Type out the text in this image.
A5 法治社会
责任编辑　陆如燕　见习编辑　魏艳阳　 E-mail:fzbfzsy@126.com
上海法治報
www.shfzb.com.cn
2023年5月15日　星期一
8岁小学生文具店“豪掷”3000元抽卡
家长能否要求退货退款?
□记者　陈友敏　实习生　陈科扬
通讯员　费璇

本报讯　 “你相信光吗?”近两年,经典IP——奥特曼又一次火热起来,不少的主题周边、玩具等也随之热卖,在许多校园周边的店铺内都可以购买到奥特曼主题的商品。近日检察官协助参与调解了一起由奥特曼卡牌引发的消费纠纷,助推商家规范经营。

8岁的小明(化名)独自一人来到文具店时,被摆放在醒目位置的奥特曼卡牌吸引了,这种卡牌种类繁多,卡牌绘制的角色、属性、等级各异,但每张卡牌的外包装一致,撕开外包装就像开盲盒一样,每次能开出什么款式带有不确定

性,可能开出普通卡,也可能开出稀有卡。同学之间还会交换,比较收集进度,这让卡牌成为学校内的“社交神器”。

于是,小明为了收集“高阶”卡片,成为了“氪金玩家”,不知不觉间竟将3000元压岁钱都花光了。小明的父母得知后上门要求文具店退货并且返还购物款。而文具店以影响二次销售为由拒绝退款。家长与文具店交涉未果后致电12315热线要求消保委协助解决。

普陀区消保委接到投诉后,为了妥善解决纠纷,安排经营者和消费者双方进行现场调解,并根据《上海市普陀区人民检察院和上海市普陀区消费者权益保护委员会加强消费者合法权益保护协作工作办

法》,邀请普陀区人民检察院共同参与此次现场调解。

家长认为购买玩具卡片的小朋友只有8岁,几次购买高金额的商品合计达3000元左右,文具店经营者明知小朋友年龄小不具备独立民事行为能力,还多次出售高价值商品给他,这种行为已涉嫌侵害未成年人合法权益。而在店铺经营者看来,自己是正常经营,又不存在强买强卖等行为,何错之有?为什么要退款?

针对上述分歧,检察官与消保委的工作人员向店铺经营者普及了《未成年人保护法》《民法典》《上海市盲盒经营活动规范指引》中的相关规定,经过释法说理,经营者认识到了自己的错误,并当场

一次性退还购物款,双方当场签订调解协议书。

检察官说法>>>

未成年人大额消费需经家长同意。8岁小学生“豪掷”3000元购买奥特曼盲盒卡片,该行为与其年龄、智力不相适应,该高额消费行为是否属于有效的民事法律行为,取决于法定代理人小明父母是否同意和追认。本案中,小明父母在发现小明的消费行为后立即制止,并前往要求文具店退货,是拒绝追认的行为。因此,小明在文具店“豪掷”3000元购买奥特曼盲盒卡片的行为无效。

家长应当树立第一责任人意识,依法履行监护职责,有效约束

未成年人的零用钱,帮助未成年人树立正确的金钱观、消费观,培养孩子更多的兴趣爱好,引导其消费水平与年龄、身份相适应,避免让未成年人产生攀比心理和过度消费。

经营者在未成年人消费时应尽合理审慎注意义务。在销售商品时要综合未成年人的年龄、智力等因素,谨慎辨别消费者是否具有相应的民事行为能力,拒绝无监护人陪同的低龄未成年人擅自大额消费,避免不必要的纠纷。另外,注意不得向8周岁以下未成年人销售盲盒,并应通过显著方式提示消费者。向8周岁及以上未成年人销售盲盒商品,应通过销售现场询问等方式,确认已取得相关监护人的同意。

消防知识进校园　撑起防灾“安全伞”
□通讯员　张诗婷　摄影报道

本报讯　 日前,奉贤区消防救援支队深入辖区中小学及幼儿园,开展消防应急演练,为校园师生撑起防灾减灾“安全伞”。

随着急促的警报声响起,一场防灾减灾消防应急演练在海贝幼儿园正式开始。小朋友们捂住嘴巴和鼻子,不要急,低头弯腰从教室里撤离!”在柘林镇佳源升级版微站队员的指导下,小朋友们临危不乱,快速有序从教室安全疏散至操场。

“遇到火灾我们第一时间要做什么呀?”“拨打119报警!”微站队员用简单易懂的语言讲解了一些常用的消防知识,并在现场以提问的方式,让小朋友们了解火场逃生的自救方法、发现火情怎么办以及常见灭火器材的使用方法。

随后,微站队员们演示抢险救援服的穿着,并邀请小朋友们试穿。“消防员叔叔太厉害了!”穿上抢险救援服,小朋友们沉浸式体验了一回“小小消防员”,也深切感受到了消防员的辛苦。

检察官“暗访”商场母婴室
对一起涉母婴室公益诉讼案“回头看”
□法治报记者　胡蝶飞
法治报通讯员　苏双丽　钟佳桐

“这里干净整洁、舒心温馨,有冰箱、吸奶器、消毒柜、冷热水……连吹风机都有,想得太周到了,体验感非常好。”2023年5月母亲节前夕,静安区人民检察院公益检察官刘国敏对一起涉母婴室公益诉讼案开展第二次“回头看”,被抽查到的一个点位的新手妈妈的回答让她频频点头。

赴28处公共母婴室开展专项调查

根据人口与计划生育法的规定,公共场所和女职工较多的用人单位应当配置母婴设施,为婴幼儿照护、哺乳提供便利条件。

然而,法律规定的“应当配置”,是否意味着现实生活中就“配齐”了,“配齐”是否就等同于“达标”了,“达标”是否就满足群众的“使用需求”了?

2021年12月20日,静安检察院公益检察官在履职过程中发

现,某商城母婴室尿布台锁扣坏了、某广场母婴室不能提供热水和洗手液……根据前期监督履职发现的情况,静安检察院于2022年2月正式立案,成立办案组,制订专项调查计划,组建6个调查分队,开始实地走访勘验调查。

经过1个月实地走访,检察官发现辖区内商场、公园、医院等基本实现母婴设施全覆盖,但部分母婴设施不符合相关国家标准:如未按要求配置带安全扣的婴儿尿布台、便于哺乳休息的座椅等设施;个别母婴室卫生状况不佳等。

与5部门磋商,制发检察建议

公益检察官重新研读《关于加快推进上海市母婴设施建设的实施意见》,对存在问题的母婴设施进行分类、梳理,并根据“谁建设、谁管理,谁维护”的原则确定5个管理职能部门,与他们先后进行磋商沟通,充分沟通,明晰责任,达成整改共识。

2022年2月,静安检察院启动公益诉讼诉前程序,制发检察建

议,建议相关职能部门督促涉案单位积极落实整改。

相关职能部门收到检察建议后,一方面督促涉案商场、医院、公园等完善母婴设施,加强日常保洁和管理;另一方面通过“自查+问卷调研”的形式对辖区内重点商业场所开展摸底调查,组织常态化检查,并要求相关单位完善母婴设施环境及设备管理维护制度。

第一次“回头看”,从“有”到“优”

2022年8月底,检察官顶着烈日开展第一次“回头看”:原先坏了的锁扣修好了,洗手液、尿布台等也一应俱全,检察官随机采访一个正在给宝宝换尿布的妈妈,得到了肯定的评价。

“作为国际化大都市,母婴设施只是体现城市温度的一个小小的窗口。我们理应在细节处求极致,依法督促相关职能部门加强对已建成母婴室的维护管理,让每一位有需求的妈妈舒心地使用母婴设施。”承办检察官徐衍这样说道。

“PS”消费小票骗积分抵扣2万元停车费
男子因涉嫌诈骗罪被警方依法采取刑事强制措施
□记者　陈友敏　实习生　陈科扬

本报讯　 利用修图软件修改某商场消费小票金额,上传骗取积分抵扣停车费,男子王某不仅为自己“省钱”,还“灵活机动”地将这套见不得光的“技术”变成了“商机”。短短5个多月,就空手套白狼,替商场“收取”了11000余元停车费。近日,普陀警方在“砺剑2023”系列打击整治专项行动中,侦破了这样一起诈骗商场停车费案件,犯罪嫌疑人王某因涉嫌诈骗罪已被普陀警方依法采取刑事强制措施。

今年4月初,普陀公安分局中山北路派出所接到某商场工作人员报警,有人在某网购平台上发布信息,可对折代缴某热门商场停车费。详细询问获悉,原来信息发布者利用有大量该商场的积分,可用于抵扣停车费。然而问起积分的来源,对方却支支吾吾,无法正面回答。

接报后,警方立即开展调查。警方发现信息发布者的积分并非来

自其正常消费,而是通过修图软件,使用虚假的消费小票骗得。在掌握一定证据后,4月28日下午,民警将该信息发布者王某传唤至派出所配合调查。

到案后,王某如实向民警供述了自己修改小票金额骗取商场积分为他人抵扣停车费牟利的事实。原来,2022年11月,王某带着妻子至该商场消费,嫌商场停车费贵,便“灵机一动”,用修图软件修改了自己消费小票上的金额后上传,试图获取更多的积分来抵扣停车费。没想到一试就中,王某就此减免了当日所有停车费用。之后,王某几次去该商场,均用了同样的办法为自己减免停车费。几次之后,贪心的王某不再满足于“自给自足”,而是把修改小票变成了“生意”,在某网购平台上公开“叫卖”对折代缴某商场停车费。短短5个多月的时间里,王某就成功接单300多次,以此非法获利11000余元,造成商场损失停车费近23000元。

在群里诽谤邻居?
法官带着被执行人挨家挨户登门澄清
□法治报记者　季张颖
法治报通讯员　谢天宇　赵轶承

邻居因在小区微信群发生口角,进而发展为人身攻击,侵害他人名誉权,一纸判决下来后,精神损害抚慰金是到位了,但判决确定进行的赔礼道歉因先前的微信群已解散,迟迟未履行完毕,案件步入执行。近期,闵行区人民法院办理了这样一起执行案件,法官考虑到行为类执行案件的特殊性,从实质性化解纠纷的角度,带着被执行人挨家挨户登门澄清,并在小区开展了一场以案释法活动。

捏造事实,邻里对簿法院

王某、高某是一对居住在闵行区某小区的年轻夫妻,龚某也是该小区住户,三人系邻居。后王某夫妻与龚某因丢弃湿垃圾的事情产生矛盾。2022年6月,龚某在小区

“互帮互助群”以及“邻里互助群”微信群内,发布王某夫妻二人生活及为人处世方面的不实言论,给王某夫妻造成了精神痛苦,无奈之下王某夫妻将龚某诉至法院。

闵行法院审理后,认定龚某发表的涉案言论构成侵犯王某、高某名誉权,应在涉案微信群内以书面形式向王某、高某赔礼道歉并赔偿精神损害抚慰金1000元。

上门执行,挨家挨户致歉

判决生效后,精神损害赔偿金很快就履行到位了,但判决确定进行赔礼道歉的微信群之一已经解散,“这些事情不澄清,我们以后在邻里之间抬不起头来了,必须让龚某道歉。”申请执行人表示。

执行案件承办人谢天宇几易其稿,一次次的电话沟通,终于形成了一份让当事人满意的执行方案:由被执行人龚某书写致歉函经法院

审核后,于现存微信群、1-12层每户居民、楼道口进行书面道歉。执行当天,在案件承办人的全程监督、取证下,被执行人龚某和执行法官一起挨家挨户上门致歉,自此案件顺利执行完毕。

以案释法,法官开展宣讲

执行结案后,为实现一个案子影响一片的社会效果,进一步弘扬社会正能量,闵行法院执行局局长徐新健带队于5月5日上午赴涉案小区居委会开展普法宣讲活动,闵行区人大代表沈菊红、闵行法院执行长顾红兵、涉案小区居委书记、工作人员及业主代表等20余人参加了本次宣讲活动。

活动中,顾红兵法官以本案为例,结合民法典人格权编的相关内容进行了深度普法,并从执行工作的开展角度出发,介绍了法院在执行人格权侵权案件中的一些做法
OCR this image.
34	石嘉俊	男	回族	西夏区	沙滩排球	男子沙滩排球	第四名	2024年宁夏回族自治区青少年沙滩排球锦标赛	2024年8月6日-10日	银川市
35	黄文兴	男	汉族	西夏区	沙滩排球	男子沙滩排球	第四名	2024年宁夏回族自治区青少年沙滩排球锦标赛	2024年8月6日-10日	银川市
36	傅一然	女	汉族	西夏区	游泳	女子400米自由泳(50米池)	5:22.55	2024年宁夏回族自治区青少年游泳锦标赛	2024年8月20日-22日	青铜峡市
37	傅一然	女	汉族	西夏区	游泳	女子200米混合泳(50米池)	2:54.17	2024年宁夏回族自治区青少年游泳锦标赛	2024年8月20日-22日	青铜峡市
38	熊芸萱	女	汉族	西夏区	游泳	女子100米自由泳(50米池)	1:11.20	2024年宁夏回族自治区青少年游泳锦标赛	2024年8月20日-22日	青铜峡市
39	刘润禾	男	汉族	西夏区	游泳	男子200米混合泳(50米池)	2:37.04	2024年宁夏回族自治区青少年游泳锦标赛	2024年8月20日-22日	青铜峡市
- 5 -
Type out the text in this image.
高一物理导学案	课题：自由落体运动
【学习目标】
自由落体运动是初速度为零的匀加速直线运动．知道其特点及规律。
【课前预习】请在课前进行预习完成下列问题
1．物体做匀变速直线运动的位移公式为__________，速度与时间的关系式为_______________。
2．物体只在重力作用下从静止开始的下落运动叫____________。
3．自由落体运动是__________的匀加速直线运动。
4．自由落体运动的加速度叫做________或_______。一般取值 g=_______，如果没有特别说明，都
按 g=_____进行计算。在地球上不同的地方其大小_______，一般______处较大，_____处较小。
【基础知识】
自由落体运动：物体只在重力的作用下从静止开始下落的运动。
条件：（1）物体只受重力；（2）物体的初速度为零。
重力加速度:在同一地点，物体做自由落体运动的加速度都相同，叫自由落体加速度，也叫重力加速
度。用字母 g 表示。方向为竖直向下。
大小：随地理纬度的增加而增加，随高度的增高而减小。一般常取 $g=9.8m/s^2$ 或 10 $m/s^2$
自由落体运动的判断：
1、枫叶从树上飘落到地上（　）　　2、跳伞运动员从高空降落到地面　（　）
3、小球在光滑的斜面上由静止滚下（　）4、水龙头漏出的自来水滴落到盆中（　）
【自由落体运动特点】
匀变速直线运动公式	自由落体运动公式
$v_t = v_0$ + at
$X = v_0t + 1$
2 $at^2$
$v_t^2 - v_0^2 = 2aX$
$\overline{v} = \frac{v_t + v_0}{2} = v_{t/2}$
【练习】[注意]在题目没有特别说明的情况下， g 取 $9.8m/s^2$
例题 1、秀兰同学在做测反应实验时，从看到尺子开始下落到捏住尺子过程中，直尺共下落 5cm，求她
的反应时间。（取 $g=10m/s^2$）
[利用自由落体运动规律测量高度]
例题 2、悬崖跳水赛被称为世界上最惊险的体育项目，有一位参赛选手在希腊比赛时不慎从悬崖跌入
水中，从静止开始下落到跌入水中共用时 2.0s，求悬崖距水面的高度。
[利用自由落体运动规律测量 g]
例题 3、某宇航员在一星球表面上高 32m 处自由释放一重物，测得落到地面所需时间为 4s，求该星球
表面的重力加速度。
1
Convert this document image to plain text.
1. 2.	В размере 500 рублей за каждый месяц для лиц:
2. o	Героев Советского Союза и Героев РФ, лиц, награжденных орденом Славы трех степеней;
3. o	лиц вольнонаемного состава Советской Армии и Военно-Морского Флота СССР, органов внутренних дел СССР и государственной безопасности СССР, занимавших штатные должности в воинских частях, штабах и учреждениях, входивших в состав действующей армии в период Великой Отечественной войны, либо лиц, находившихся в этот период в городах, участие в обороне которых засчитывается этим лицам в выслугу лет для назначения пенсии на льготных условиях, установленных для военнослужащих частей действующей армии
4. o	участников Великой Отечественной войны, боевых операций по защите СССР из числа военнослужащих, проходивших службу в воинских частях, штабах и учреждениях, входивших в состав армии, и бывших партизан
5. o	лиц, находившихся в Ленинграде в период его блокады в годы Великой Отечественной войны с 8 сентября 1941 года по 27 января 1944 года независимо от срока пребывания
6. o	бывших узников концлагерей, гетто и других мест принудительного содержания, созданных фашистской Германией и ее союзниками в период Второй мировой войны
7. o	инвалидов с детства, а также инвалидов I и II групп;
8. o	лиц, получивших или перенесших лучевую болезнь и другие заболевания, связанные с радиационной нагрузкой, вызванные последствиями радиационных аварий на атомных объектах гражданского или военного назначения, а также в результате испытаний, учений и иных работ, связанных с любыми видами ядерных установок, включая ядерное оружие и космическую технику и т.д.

◇ ◇ ◇ ◇ ◇ ◇ ◇

**STATED TASK:**
Pick out the lines containing the string "image".

**FULL SOLUTION:**
Type out the text in this image.
OCR this image.
Type out the text in this image.
Convert this document image to plain text.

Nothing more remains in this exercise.